PROBLEM TO SOLVE:
How many lines hold the string "DeployFileNOW"? Give only the number.

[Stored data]
---------------
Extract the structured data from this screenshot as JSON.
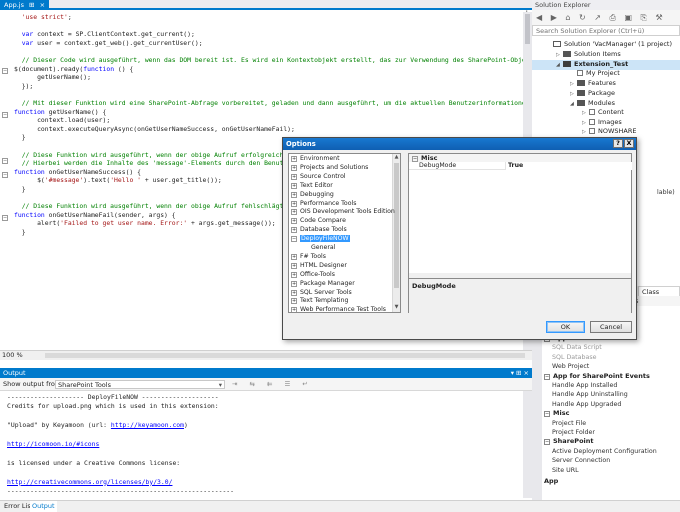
{
  "editor": {
    "tab_label": "App.js",
    "tab_pin": "⊞",
    "tab_close": "×",
    "add_label": "+",
    "zoom": "100 %",
    "lines": [
      "  'use strict';",
      "",
      "  var context = SP.ClientContext.get_current();",
      "  var user = context.get_web().get_currentUser();",
      "",
      "  // Dieser Code wird ausgeführt, wenn das DOM bereit ist. Es wird ein Kontextobjekt erstellt, das zur Verwendung des SharePoint-Objekt",
      "$(document).ready(function () {",
      "      getUserName();",
      "  });",
      "",
      "  // Mit dieser Funktion wird eine SharePoint-Abfrage vorbereitet, geladen und dann ausgeführt, um die aktuellen Benutzerinformationen",
      "function getUserName() {",
      "      context.load(user);",
      "      context.executeQueryAsync(onGetUserNameSuccess, onGetUserNameFail);",
      "  }",
      "",
      "  // Diese Funktion wird ausgeführt, wenn der obige Aufruf erfolgreich",
      "  // Hierbei werden die Inhalte des 'message'-Elements durch den Benut",
      "function onGetUserNameSuccess() {",
      "      $('#message').text('Hello ' + user.get_title());",
      "  }",
      "",
      "  // Diese Funktion wird ausgeführt, wenn der obige Aufruf fehlschlägt",
      "function onGetUserNameFail(sender, args) {",
      "      alert('Failed to get user name. Error:' + args.get_message());",
      "  }"
    ]
  },
  "output": {
    "title": "Output",
    "title_controls": "▾ ⊞ ×",
    "show_from_label": "Show output from:",
    "source": "SharePoint Tools",
    "toolbar_icons": "⇥ ⇆ ⇇ ☰ ↵",
    "lines": [
      "-------------------- DeployFileNOW --------------------",
      "Credits for upload.png which is used in this extension:",
      "",
      "\"Upload\" by Keyamoon (url: http://keyamoon.com)",
      "",
      "http://icomoon.io/#icons",
      "",
      "is licensed under a Creative Commons license:",
      "",
      "http://creativecommons.org/licenses/by/3.0/",
      "-----------------------------------------------------------"
    ],
    "links": {
      "keyamoon": "http://keyamoon.com",
      "icomoon": "http://icomoon.io/#icons",
      "cc": "http://creativecommons.org/licenses/by/3.0/"
    }
  },
  "bottom_tabs": [
    "Error List",
    "Output"
  ],
  "solution_explorer": {
    "title": "Solution Explorer",
    "toolbar_icons": "◀ ▶ ⌂ ↻ ↗ ⎙ ▣ ⎘ ⚒ ▷",
    "search_placeholder": "Search Solution Explorer (Ctrl+ü)",
    "nodes": [
      {
        "label": "Solution 'VacManager' (1 project)",
        "icon": "solution-icon"
      },
      {
        "label": "Solution Items",
        "icon": "folder-icon"
      },
      {
        "label": "Extension_Test",
        "icon": "project-icon"
      },
      {
        "label": "My Project",
        "icon": "wrench-icon"
      },
      {
        "label": "Features",
        "icon": "folder-icon"
      },
      {
        "label": "Package",
        "icon": "package-icon"
      },
      {
        "label": "Modules",
        "icon": "folder-icon"
      },
      {
        "label": "Content",
        "icon": "module-icon"
      },
      {
        "label": "Images",
        "icon": "module-icon"
      },
      {
        "label": "NOWSHARE",
        "icon": "module-icon"
      }
    ],
    "partial_right": "lable)",
    "class_view_tab": "Class View",
    "props_partial": "ties"
  },
  "app_list": {
    "items_top": [
      {
        "label": "App",
        "type": "head"
      },
      {
        "label": "SQL Data Script",
        "type": "dim"
      },
      {
        "label": "SQL Database",
        "type": "dim"
      },
      {
        "label": "Web Project",
        "type": "item"
      }
    ],
    "groups": [
      {
        "label": "App for SharePoint Events",
        "items": [
          "Handle App Installed",
          "Handle App Uninstalling",
          "Handle App Upgraded"
        ]
      },
      {
        "label": "Misc",
        "items": [
          "Project File",
          "Project Folder"
        ]
      },
      {
        "label": "SharePoint",
        "items": [
          "Active Deployment Configuration",
          "Server Connection",
          "Site URL"
        ]
      }
    ],
    "footer": "App"
  },
  "dialog": {
    "title": "Options",
    "help": "?",
    "close": "X",
    "tree": [
      {
        "label": "Environment",
        "child": false
      },
      {
        "label": "Projects and Solutions",
        "child": false
      },
      {
        "label": "Source Control",
        "child": false
      },
      {
        "label": "Text Editor",
        "child": false
      },
      {
        "label": "Debugging",
        "child": false
      },
      {
        "label": "Performance Tools",
        "child": false
      },
      {
        "label": "OIS Development Tools Edition",
        "child": false
      },
      {
        "label": "Code Compare",
        "child": false
      },
      {
        "label": "Database Tools",
        "child": false
      },
      {
        "label": "DeployFileNOW",
        "child": false,
        "selected": true,
        "expanded": true
      },
      {
        "label": "General",
        "child": true
      },
      {
        "label": "F# Tools",
        "child": false
      },
      {
        "label": "HTML Designer",
        "child": false
      },
      {
        "label": "Office-Tools",
        "child": false
      },
      {
        "label": "Package Manager",
        "child": false
      },
      {
        "label": "SQL Server Tools",
        "child": false
      },
      {
        "label": "Text Templating",
        "child": false
      },
      {
        "label": "Web Performance Test Tools",
        "child": false
      }
    ],
    "category": "Misc",
    "property_key": "DebugMode",
    "property_value": "True",
    "description_title": "DebugMode",
    "ok": "OK",
    "cancel": "Cancel"
  }
}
---------------
CORRECT ANSWER:
2